=== Records supplied ===
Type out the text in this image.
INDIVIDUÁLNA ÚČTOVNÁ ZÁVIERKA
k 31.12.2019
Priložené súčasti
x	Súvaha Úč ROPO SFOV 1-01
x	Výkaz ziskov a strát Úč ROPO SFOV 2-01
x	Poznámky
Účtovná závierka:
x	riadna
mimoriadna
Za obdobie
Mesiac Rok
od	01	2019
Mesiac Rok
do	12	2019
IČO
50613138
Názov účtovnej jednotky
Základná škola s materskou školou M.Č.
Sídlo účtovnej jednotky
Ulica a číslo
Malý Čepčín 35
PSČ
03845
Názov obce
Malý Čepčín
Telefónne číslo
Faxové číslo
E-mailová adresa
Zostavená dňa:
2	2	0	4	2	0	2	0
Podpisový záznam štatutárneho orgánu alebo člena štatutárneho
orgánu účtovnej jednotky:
===
[Written instruction] Every record above needs to be repeated word for word.

[Solution to the exercise]
Type out the text in this image.
INDIVIDUÁLNA ÚČTOVNÁ ZÁVIERKA
k 31.12.2019
Priložené súčasti
x	Súvaha Úč ROPO SFOV 1-01
x	Výkaz ziskov a strát Úč ROPO SFOV 2-01
x	Poznámky
Účtovná závierka:
x	riadna
mimoriadna
Za obdobie
Mesiac Rok
od	01	2019
Mesiac Rok
do	12	2019
IČO
50613138
Názov účtovnej jednotky
Základná škola s materskou školou M.Č.
Sídlo účtovnej jednotky
Ulica a číslo
Malý Čepčín 35
PSČ
03845
Názov obce
Malý Čepčín
Telefónne číslo
Faxové číslo
E-mailová adresa
Zostavená dňa:
2	2	0	4	2	0	2	0
Podpisový záznam štatutárneho orgánu alebo člena štatutárneho
orgánu účtovnej jednotky:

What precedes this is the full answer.